------ Material supplied

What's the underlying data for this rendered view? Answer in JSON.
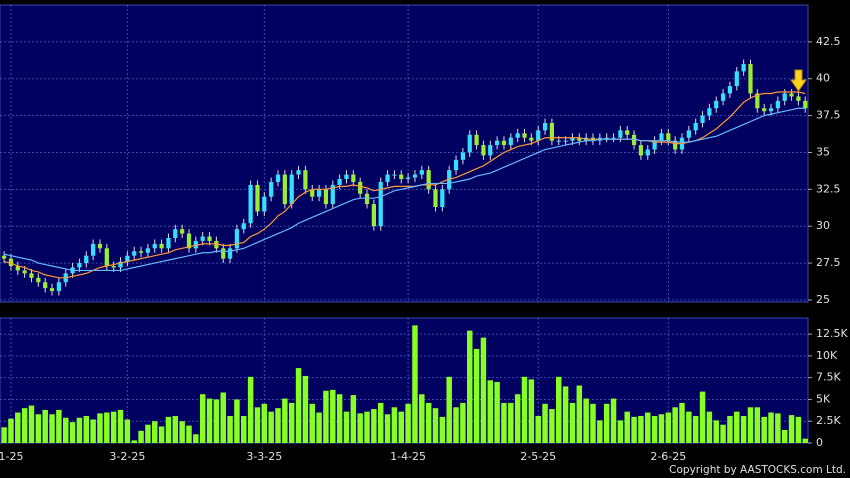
{
  "chart_data": [
    {
      "type": "candlestick",
      "categories": [
        null,
        "1-25",
        null,
        null,
        null,
        null,
        null,
        null,
        null,
        null,
        null,
        null,
        null,
        null,
        null,
        null,
        null,
        null,
        "3-2-25",
        null,
        null,
        null,
        null,
        null,
        null,
        null,
        null,
        null,
        null,
        null,
        null,
        null,
        null,
        null,
        null,
        null,
        null,
        null,
        "3-3-25",
        null,
        null,
        null,
        null,
        null,
        null,
        null,
        null,
        null,
        null,
        null,
        null,
        null,
        null,
        null,
        null,
        null,
        null,
        null,
        null,
        "1-4-25",
        null,
        null,
        null,
        null,
        null,
        null,
        null,
        null,
        null,
        null,
        null,
        null,
        null,
        null,
        null,
        null,
        null,
        null,
        "2-5-25",
        null,
        null,
        null,
        null,
        null,
        null,
        null,
        null,
        null,
        null,
        null,
        null,
        null,
        null,
        null,
        null,
        null,
        null,
        "2-6-25",
        null,
        null,
        null,
        null,
        null,
        null,
        null,
        null,
        null,
        null,
        null,
        null,
        null,
        null,
        null,
        null,
        null,
        null,
        null,
        null
      ],
      "open": [
        28.0,
        27.8,
        27.3,
        27.0,
        26.8,
        26.5,
        26.2,
        25.8,
        25.6,
        26.2,
        26.8,
        27.2,
        27.5,
        28.0,
        28.8,
        28.5,
        27.3,
        27.2,
        27.6,
        28.0,
        28.3,
        28.2,
        28.5,
        28.8,
        28.5,
        29.2,
        29.8,
        29.5,
        28.5,
        29.0,
        29.3,
        29.0,
        28.5,
        27.8,
        28.5,
        29.8,
        30.2,
        32.8,
        31.0,
        32.0,
        33.0,
        33.5,
        31.5,
        33.5,
        33.8,
        32.5,
        32.0,
        32.5,
        31.5,
        32.8,
        33.2,
        33.5,
        33.0,
        32.2,
        31.5,
        30.0,
        33.0,
        33.5,
        33.5,
        33.2,
        33.3,
        33.5,
        33.8,
        32.5,
        31.3,
        32.5,
        33.8,
        34.5,
        35.0,
        36.2,
        35.5,
        34.8,
        35.5,
        35.8,
        35.5,
        36.0,
        36.3,
        36.0,
        35.8,
        36.5,
        37.0,
        35.8,
        35.8,
        35.8,
        36.0,
        35.8,
        36.0,
        35.8,
        36.0,
        36.0,
        36.0,
        36.5,
        36.2,
        35.5,
        34.8,
        35.2,
        35.8,
        36.3,
        35.8,
        35.2,
        36.0,
        36.5,
        37.0,
        37.5,
        38.0,
        38.5,
        39.0,
        39.5,
        40.5,
        41.0,
        39.0,
        38.0,
        37.8,
        38.0,
        38.5,
        39.0,
        38.8,
        38.5
      ],
      "high": [
        28.3,
        28.1,
        27.6,
        27.3,
        27.1,
        26.8,
        26.5,
        26.1,
        26.5,
        27.1,
        27.5,
        27.8,
        28.3,
        29.1,
        29.1,
        28.8,
        27.6,
        27.9,
        28.3,
        28.6,
        28.6,
        28.8,
        29.1,
        29.1,
        29.5,
        30.1,
        30.1,
        29.8,
        29.3,
        29.6,
        29.6,
        29.3,
        28.8,
        28.8,
        30.1,
        30.5,
        33.1,
        33.1,
        32.3,
        33.3,
        33.8,
        33.8,
        33.8,
        34.1,
        34.1,
        32.8,
        32.8,
        32.8,
        33.1,
        33.5,
        33.8,
        33.8,
        33.3,
        32.5,
        31.8,
        33.3,
        33.8,
        33.8,
        33.8,
        33.6,
        33.8,
        34.1,
        34.1,
        32.8,
        32.8,
        34.1,
        34.8,
        35.3,
        36.5,
        36.5,
        35.8,
        35.8,
        36.1,
        36.1,
        36.3,
        36.6,
        36.6,
        36.3,
        36.8,
        37.3,
        37.3,
        36.1,
        36.1,
        36.3,
        36.3,
        36.3,
        36.3,
        36.3,
        36.3,
        36.3,
        36.8,
        36.8,
        36.5,
        35.8,
        35.5,
        36.1,
        36.6,
        36.6,
        36.1,
        36.3,
        36.8,
        37.3,
        37.8,
        38.3,
        38.8,
        39.3,
        39.8,
        40.8,
        41.3,
        41.3,
        39.3,
        38.3,
        38.3,
        38.8,
        39.3,
        39.3,
        39.1,
        38.8
      ],
      "low": [
        27.5,
        27.0,
        26.7,
        26.5,
        26.2,
        25.9,
        25.5,
        25.3,
        25.3,
        25.9,
        26.5,
        26.9,
        27.2,
        27.7,
        28.2,
        27.0,
        26.9,
        26.9,
        27.3,
        27.7,
        27.9,
        27.9,
        28.2,
        28.2,
        28.2,
        28.9,
        29.2,
        28.2,
        28.2,
        28.7,
        28.7,
        28.2,
        27.5,
        27.5,
        28.2,
        29.5,
        29.9,
        30.7,
        30.7,
        31.7,
        32.7,
        31.2,
        31.2,
        33.2,
        32.2,
        31.7,
        31.7,
        31.2,
        31.2,
        32.5,
        32.9,
        32.7,
        31.9,
        31.2,
        29.7,
        29.7,
        32.7,
        33.2,
        32.9,
        32.9,
        33.0,
        33.2,
        32.2,
        31.0,
        31.0,
        32.2,
        33.5,
        34.2,
        34.7,
        35.2,
        34.5,
        34.5,
        35.2,
        35.2,
        35.2,
        35.7,
        35.7,
        35.5,
        35.5,
        36.2,
        35.5,
        35.5,
        35.5,
        35.5,
        35.5,
        35.5,
        35.5,
        35.5,
        35.7,
        35.7,
        35.7,
        35.9,
        35.2,
        34.5,
        34.5,
        34.9,
        35.5,
        35.5,
        34.9,
        34.9,
        35.7,
        36.2,
        36.7,
        37.2,
        37.7,
        38.2,
        38.7,
        39.2,
        40.2,
        38.7,
        37.7,
        37.5,
        37.5,
        37.7,
        38.2,
        38.5,
        38.2,
        37.7
      ],
      "close": [
        27.8,
        27.3,
        27.0,
        26.8,
        26.5,
        26.2,
        25.8,
        25.6,
        26.2,
        26.8,
        27.2,
        27.5,
        28.0,
        28.8,
        28.5,
        27.3,
        27.2,
        27.6,
        28.0,
        28.3,
        28.2,
        28.5,
        28.8,
        28.5,
        29.2,
        29.8,
        29.5,
        28.5,
        29.0,
        29.3,
        29.0,
        28.5,
        27.8,
        28.5,
        29.8,
        30.2,
        32.8,
        31.0,
        32.0,
        33.0,
        33.5,
        31.5,
        33.5,
        33.8,
        32.5,
        32.0,
        32.5,
        31.5,
        32.8,
        33.2,
        33.5,
        33.0,
        32.2,
        31.5,
        30.0,
        33.0,
        33.5,
        33.5,
        33.2,
        33.3,
        33.5,
        33.8,
        32.5,
        31.3,
        32.5,
        33.8,
        34.5,
        35.0,
        36.2,
        35.5,
        34.8,
        35.5,
        35.8,
        35.5,
        36.0,
        36.3,
        36.0,
        35.8,
        36.5,
        37.0,
        35.8,
        35.8,
        35.8,
        36.0,
        35.8,
        36.0,
        35.8,
        36.0,
        36.0,
        36.0,
        36.5,
        36.2,
        35.5,
        34.8,
        35.2,
        35.8,
        36.3,
        35.8,
        35.2,
        36.0,
        36.5,
        37.0,
        37.5,
        38.0,
        38.5,
        39.0,
        39.5,
        40.5,
        41.0,
        39.0,
        38.0,
        37.8,
        38.0,
        38.5,
        39.0,
        38.8,
        38.5,
        38.0
      ],
      "up_color": "#33e0ff",
      "down_color": "#99ee33",
      "series": [
        {
          "color": "#ff9933",
          "values": [
            27.6,
            27.5,
            27.3,
            27.2,
            27.0,
            26.9,
            26.7,
            26.6,
            26.5,
            26.5,
            26.6,
            26.7,
            26.8,
            27.0,
            27.2,
            27.3,
            27.4,
            27.5,
            27.6,
            27.7,
            27.8,
            27.9,
            28.0,
            28.1,
            28.2,
            28.4,
            28.5,
            28.6,
            28.7,
            28.8,
            28.8,
            28.8,
            28.7,
            28.7,
            28.8,
            28.9,
            29.3,
            29.5,
            29.8,
            30.2,
            30.7,
            31.0,
            31.5,
            32.0,
            32.3,
            32.5,
            32.5,
            32.5,
            32.6,
            32.7,
            32.7,
            32.8,
            32.7,
            32.6,
            32.4,
            32.5,
            32.6,
            32.7,
            32.7,
            32.7,
            32.7,
            32.8,
            32.8,
            32.8,
            33.0,
            33.2,
            33.3,
            33.5,
            33.7,
            33.9,
            34.1,
            34.4,
            34.7,
            35.0,
            35.2,
            35.4,
            35.5,
            35.6,
            35.8,
            36.0,
            36.0,
            36.0,
            36.0,
            36.0,
            36.0,
            35.9,
            35.9,
            35.9,
            35.9,
            35.9,
            35.9,
            35.9,
            35.9,
            35.8,
            35.8,
            35.7,
            35.7,
            35.7,
            35.6,
            35.6,
            35.7,
            35.8,
            36.0,
            36.3,
            36.6,
            37.0,
            37.4,
            37.9,
            38.4,
            38.7,
            38.9,
            39.0,
            39.0,
            39.1,
            39.1,
            39.1,
            39.1,
            39.0
          ]
        },
        {
          "color": "#66b8ff",
          "values": [
            28.1,
            28.0,
            27.9,
            27.8,
            27.7,
            27.5,
            27.4,
            27.3,
            27.2,
            27.1,
            27.0,
            27.0,
            27.0,
            27.0,
            27.0,
            27.0,
            27.0,
            27.0,
            27.1,
            27.2,
            27.3,
            27.4,
            27.5,
            27.6,
            27.7,
            27.8,
            27.9,
            28.0,
            28.1,
            28.2,
            28.2,
            28.3,
            28.3,
            28.3,
            28.4,
            28.5,
            28.7,
            28.9,
            29.1,
            29.3,
            29.5,
            29.7,
            29.9,
            30.2,
            30.4,
            30.6,
            30.8,
            31.0,
            31.2,
            31.4,
            31.6,
            31.8,
            31.9,
            31.9,
            31.9,
            32.0,
            32.2,
            32.4,
            32.5,
            32.6,
            32.7,
            32.8,
            32.9,
            32.9,
            32.9,
            32.9,
            33.0,
            33.1,
            33.2,
            33.4,
            33.5,
            33.6,
            33.8,
            34.0,
            34.2,
            34.4,
            34.6,
            34.8,
            35.0,
            35.2,
            35.3,
            35.4,
            35.5,
            35.6,
            35.7,
            35.8,
            35.8,
            35.9,
            35.9,
            35.9,
            35.9,
            35.9,
            35.9,
            35.8,
            35.8,
            35.8,
            35.8,
            35.8,
            35.7,
            35.7,
            35.7,
            35.8,
            35.9,
            36.0,
            36.1,
            36.3,
            36.5,
            36.7,
            36.9,
            37.1,
            37.3,
            37.5,
            37.6,
            37.7,
            37.8,
            37.9,
            38.0,
            38.0
          ]
        }
      ],
      "ylim": [
        24.86,
        45
      ],
      "yticks": [
        25,
        27.5,
        30,
        32.5,
        35,
        37.5,
        40,
        42.5
      ],
      "grid": true
    },
    {
      "type": "bar",
      "values": [
        1800,
        2800,
        3500,
        4000,
        4300,
        3300,
        3800,
        3300,
        3800,
        2900,
        2400,
        2900,
        3100,
        2700,
        3400,
        3500,
        3600,
        3800,
        2700,
        300,
        1400,
        2100,
        2500,
        1900,
        3000,
        3100,
        2500,
        2000,
        1000,
        5600,
        5100,
        5000,
        5800,
        3100,
        5000,
        3100,
        7600,
        4100,
        4500,
        3600,
        4000,
        5100,
        4600,
        8600,
        7700,
        4500,
        3500,
        6000,
        6100,
        5600,
        3600,
        5500,
        3400,
        3600,
        3900,
        4600,
        3300,
        4100,
        3600,
        4500,
        13500,
        5600,
        4600,
        4000,
        3000,
        7600,
        4100,
        4600,
        12900,
        10800,
        12100,
        7200,
        7000,
        4600,
        4600,
        5600,
        7600,
        7300,
        3100,
        4500,
        3900,
        7600,
        6500,
        4600,
        6600,
        5100,
        4500,
        2600,
        4500,
        5100,
        2600,
        3600,
        3000,
        3100,
        3500,
        3100,
        3300,
        3500,
        4100,
        4600,
        3600,
        3100,
        5900,
        3600,
        2600,
        2100,
        3100,
        3600,
        3100,
        4100,
        4100,
        3000,
        3500,
        3400,
        1500,
        3200,
        3000,
        500
      ],
      "color": "#88ff22",
      "ylim": [
        0,
        14350
      ],
      "yticks": [
        0,
        {
          "value": 2500,
          "label": "2.5K"
        },
        {
          "value": 5000,
          "label": "5K"
        },
        {
          "value": 7500,
          "label": "7.5K"
        },
        {
          "value": 10000,
          "label": "10K"
        },
        {
          "value": 12500,
          "label": "12.5K"
        }
      ],
      "grid": true
    }
  ],
  "footer": "Copyright by AASTOCKS.com Ltd."
}
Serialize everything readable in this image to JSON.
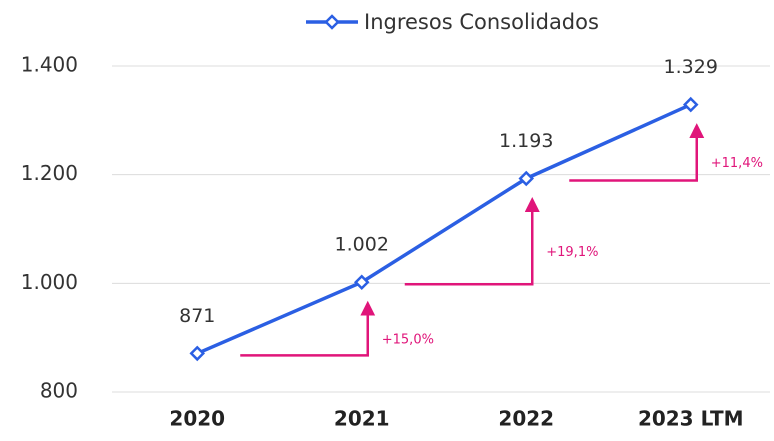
{
  "chart_data": {
    "type": "line",
    "categories": [
      "2020",
      "2021",
      "2022",
      "2023 LTM"
    ],
    "series": [
      {
        "name": "Ingresos Consolidados",
        "color": "#2b5fe3",
        "values": [
          871,
          1002,
          1193,
          1329
        ],
        "value_labels": [
          "871",
          "1.002",
          "1.193",
          "1.329"
        ]
      }
    ],
    "ylim": [
      800,
      1400
    ],
    "yticks": [
      800,
      {
        "value": 1000,
        "label": "1.000"
      },
      {
        "value": 1200,
        "label": "1.200"
      },
      {
        "value": 1400,
        "label": "1.400"
      }
    ],
    "grid": true,
    "legend": "top",
    "annotations": [
      "+15,0%",
      "+19,1%",
      "+11,4%"
    ],
    "annotation_color": "#e0157a"
  }
}
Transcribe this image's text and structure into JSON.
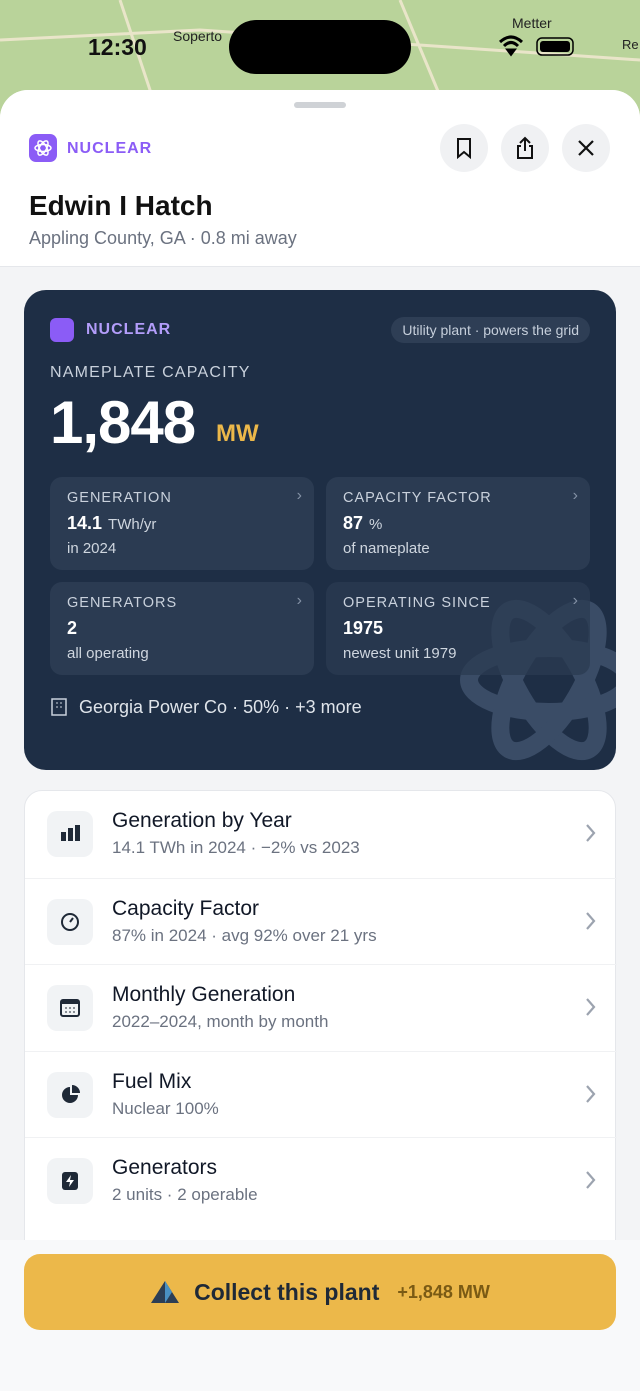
{
  "status_bar": {
    "time": "12:30",
    "map_labels": [
      "Soperto",
      "Metter",
      "Re"
    ]
  },
  "header": {
    "category": "NUCLEAR",
    "title": "Edwin I Hatch",
    "subtitle": "Appling County, GA · 0.8 mi away"
  },
  "card": {
    "category": "NUCLEAR",
    "badge": "Utility plant · powers the grid",
    "capacity_label": "NAMEPLATE CAPACITY",
    "capacity": "1,848",
    "capacity_unit": "MW",
    "stats": [
      {
        "label": "GENERATION",
        "value": "14.1",
        "unit": "TWh/yr",
        "note": "in 2024"
      },
      {
        "label": "CAPACITY FACTOR",
        "value": "87",
        "unit": "%",
        "note": "of nameplate"
      },
      {
        "label": "GENERATORS",
        "value": "2",
        "note": "all operating"
      },
      {
        "label": "OPERATING SINCE",
        "value": "1975",
        "note": "newest unit 1979"
      }
    ],
    "owner": "Georgia Power Co · 50% · +3 more"
  },
  "menu": [
    {
      "title": "Generation by Year",
      "subtitle": "14.1 TWh in 2024 · −2% vs 2023"
    },
    {
      "title": "Capacity Factor",
      "subtitle": "87% in 2024 · avg 92% over 21 yrs"
    },
    {
      "title": "Monthly Generation",
      "subtitle": "2022–2024, month by month"
    },
    {
      "title": "Fuel Mix",
      "subtitle": "Nuclear 100%"
    },
    {
      "title": "Generators",
      "subtitle": "2 units · 2 operable"
    }
  ],
  "cta": {
    "label": "Collect this plant",
    "bonus": "+1,848 MW"
  }
}
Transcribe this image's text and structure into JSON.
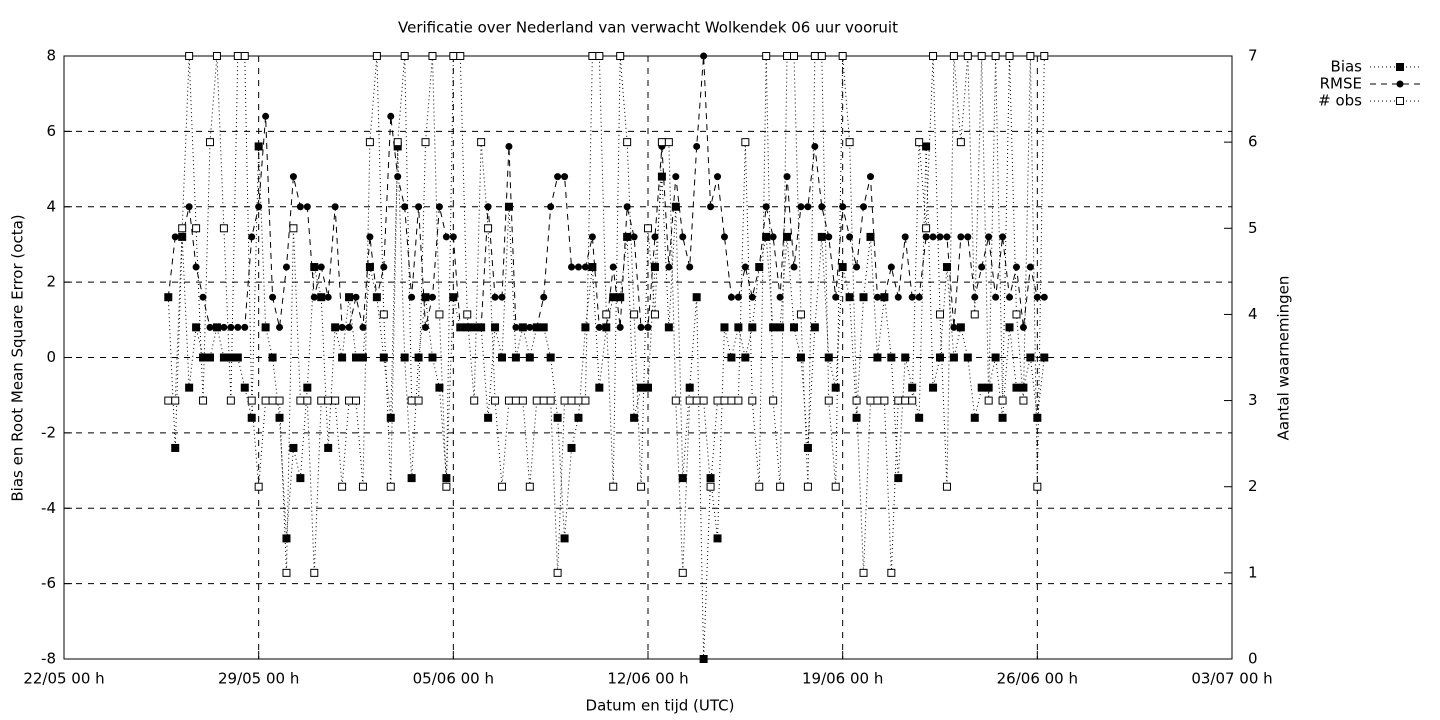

------------

- _Task to carry out_
Look over the listing above. Pick out and copy every line that includes "type".

- _Task output_
      "type": "candlestick",
      "type": "bar",
    "type": "line",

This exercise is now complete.